Directions for this task
An exact copy of every record is needed.

╔══

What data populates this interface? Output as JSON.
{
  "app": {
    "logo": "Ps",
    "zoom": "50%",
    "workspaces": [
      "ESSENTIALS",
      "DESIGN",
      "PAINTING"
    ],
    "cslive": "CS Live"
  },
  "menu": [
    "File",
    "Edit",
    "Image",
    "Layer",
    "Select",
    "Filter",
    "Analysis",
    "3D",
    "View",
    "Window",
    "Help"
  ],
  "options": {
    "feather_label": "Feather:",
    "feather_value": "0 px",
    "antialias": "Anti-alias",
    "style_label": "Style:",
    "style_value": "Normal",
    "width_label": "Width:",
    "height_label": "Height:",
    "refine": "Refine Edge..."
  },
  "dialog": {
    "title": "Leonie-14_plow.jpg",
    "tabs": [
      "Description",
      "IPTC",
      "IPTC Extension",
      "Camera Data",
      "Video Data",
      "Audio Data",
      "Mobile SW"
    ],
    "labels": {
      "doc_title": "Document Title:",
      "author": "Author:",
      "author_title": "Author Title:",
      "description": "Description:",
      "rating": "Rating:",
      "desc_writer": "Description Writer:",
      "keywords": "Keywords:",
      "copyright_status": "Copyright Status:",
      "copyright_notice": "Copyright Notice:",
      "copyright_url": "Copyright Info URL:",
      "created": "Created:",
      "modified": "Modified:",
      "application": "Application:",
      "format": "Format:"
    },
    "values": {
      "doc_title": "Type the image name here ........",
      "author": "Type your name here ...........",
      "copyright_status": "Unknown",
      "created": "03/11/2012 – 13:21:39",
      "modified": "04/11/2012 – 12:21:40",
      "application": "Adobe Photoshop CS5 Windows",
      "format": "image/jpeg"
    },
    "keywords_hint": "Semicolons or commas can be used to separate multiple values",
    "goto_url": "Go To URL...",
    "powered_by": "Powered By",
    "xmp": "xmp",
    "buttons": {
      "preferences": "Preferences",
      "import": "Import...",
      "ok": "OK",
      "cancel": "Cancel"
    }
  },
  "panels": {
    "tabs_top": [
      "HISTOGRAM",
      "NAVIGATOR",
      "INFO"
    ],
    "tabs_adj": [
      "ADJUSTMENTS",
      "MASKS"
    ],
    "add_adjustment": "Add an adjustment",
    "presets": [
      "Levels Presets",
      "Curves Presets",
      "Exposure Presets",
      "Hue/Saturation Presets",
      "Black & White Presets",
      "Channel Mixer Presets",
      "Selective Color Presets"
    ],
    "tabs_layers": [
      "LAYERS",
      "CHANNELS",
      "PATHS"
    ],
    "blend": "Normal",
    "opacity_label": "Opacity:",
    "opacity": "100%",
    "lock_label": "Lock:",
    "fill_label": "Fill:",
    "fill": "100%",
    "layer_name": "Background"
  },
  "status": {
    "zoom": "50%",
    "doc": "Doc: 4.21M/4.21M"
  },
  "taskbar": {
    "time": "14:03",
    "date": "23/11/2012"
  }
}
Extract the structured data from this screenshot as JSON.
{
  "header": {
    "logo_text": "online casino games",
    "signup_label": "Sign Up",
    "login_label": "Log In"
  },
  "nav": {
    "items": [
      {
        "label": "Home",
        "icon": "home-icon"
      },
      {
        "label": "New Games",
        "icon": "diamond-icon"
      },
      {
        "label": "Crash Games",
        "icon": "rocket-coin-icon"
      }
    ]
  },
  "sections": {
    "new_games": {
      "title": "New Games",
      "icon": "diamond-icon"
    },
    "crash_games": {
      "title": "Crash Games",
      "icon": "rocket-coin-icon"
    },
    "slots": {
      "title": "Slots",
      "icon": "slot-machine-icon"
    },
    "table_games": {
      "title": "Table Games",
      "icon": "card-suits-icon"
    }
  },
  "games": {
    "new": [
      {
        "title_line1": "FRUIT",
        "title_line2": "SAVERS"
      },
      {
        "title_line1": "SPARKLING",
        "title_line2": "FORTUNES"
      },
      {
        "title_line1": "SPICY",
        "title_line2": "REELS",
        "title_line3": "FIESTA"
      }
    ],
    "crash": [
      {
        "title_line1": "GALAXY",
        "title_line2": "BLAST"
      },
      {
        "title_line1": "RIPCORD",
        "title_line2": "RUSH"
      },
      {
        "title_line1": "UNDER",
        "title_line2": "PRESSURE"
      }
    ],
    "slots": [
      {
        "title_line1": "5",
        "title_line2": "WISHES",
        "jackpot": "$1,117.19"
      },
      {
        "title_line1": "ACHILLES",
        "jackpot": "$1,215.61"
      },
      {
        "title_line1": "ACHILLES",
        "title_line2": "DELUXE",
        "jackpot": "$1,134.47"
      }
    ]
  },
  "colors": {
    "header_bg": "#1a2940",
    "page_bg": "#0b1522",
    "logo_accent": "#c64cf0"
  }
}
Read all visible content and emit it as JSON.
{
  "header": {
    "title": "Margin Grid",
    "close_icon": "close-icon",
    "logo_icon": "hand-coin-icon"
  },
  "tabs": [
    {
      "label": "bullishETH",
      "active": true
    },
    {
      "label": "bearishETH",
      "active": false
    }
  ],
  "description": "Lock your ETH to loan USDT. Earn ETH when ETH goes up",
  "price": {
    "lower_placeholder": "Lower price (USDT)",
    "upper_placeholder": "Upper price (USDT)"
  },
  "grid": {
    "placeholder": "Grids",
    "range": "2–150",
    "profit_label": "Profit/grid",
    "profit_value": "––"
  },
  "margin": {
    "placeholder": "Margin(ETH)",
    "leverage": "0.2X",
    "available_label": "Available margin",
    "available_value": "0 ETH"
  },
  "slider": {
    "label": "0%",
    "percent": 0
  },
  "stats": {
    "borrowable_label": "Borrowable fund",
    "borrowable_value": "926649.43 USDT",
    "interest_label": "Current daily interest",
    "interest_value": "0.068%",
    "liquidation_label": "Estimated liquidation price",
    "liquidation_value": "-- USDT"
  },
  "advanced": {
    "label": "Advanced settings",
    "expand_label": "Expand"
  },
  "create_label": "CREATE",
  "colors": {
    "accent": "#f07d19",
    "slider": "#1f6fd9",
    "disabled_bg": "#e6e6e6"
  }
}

╚══

Output
What data populates this interface? Output as JSON.
{
  "app": {
    "logo": "Ps",
    "zoom": "50%",
    "workspaces": [
      "ESSENTIALS",
      "DESIGN",
      "PAINTING"
    ],
    "cslive": "CS Live"
  },
  "menu": [
    "File",
    "Edit",
    "Image",
    "Layer",
    "Select",
    "Filter",
    "Analysis",
    "3D",
    "View",
    "Window",
    "Help"
  ],
  "options": {
    "feather_label": "Feather:",
    "feather_value": "0 px",
    "antialias": "Anti-alias",
    "style_label": "Style:",
    "style_value": "Normal",
    "width_label": "Width:",
    "height_label": "Height:",
    "refine": "Refine Edge..."
  },
  "dialog": {
    "title": "Leonie-14_plow.jpg",
    "tabs": [
      "Description",
      "IPTC",
      "IPTC Extension",
      "Camera Data",
      "Video Data",
      "Audio Data",
      "Mobile SW"
    ],
    "labels": {
      "doc_title": "Document Title:",
      "author": "Author:",
      "author_title": "Author Title:",
      "description": "Description:",
      "rating": "Rating:",
      "desc_writer": "Description Writer:",
      "keywords": "Keywords:",
      "copyright_status": "Copyright Status:",
      "copyright_notice": "Copyright Notice:",
      "copyright_url": "Copyright Info URL:",
      "created": "Created:",
      "modified": "Modified:",
      "application": "Application:",
      "format": "Format:"
    },
    "values": {
      "doc_title": "Type the image name here ........",
      "author": "Type your name here ...........",
      "copyright_status": "Unknown",
      "created": "03/11/2012 – 13:21:39",
      "modified": "04/11/2012 – 12:21:40",
      "application": "Adobe Photoshop CS5 Windows",
      "format": "image/jpeg"
    },
    "keywords_hint": "Semicolons or commas can be used to separate multiple values",
    "goto_url": "Go To URL...",
    "powered_by": "Powered By",
    "xmp": "xmp",
    "buttons": {
      "preferences": "Preferences",
      "import": "Import...",
      "ok": "OK",
      "cancel": "Cancel"
    }
  },
  "panels": {
    "tabs_top": [
      "HISTOGRAM",
      "NAVIGATOR",
      "INFO"
    ],
    "tabs_adj": [
      "ADJUSTMENTS",
      "MASKS"
    ],
    "add_adjustment": "Add an adjustment",
    "presets": [
      "Levels Presets",
      "Curves Presets",
      "Exposure Presets",
      "Hue/Saturation Presets",
      "Black & White Presets",
      "Channel Mixer Presets",
      "Selective Color Presets"
    ],
    "tabs_layers": [
      "LAYERS",
      "CHANNELS",
      "PATHS"
    ],
    "blend": "Normal",
    "opacity_label": "Opacity:",
    "opacity": "100%",
    "lock_label": "Lock:",
    "fill_label": "Fill:",
    "fill": "100%",
    "layer_name": "Background"
  },
  "status": {
    "zoom": "50%",
    "doc": "Doc: 4.21M/4.21M"
  },
  "taskbar": {
    "time": "14:03",
    "date": "23/11/2012"
  }
}
Extract the structured data from this screenshot as JSON.
{
  "header": {
    "logo_text": "online casino games",
    "signup_label": "Sign Up",
    "login_label": "Log In"
  },
  "nav": {
    "items": [
      {
        "label": "Home",
        "icon": "home-icon"
      },
      {
        "label": "New Games",
        "icon": "diamond-icon"
      },
      {
        "label": "Crash Games",
        "icon": "rocket-coin-icon"
      }
    ]
  },
  "sections": {
    "new_games": {
      "title": "New Games",
      "icon": "diamond-icon"
    },
    "crash_games": {
      "title": "Crash Games",
      "icon": "rocket-coin-icon"
    },
    "slots": {
      "title": "Slots",
      "icon": "slot-machine-icon"
    },
    "table_games": {
      "title": "Table Games",
      "icon": "card-suits-icon"
    }
  },
  "games": {
    "new": [
      {
        "title_line1": "FRUIT",
        "title_line2": "SAVERS"
      },
      {
        "title_line1": "SPARKLING",
        "title_line2": "FORTUNES"
      },
      {
        "title_line1": "SPICY",
        "title_line2": "REELS",
        "title_line3": "FIESTA"
      }
    ],
    "crash": [
      {
        "title_line1": "GALAXY",
        "title_line2": "BLAST"
      },
      {
        "title_line1": "RIPCORD",
        "title_line2": "RUSH"
      },
      {
        "title_line1": "UNDER",
        "title_line2": "PRESSURE"
      }
    ],
    "slots": [
      {
        "title_line1": "5",
        "title_line2": "WISHES",
        "jackpot": "$1,117.19"
      },
      {
        "title_line1": "ACHILLES",
        "jackpot": "$1,215.61"
      },
      {
        "title_line1": "ACHILLES",
        "title_line2": "DELUXE",
        "jackpot": "$1,134.47"
      }
    ]
  },
  "colors": {
    "header_bg": "#1a2940",
    "page_bg": "#0b1522",
    "logo_accent": "#c64cf0"
  }
}
Read all visible content and emit it as JSON.
{
  "header": {
    "title": "Margin Grid",
    "close_icon": "close-icon",
    "logo_icon": "hand-coin-icon"
  },
  "tabs": [
    {
      "label": "bullishETH",
      "active": true
    },
    {
      "label": "bearishETH",
      "active": false
    }
  ],
  "description": "Lock your ETH to loan USDT. Earn ETH when ETH goes up",
  "price": {
    "lower_placeholder": "Lower price (USDT)",
    "upper_placeholder": "Upper price (USDT)"
  },
  "grid": {
    "placeholder": "Grids",
    "range": "2–150",
    "profit_label": "Profit/grid",
    "profit_value": "––"
  },
  "margin": {
    "placeholder": "Margin(ETH)",
    "leverage": "0.2X",
    "available_label": "Available margin",
    "available_value": "0 ETH"
  },
  "slider": {
    "label": "0%",
    "percent": 0
  },
  "stats": {
    "borrowable_label": "Borrowable fund",
    "borrowable_value": "926649.43 USDT",
    "interest_label": "Current daily interest",
    "interest_value": "0.068%",
    "liquidation_label": "Estimated liquidation price",
    "liquidation_value": "-- USDT"
  },
  "advanced": {
    "label": "Advanced settings",
    "expand_label": "Expand"
  },
  "create_label": "CREATE",
  "colors": {
    "accent": "#f07d19",
    "slider": "#1f6fd9",
    "disabled_bg": "#e6e6e6"
  }
}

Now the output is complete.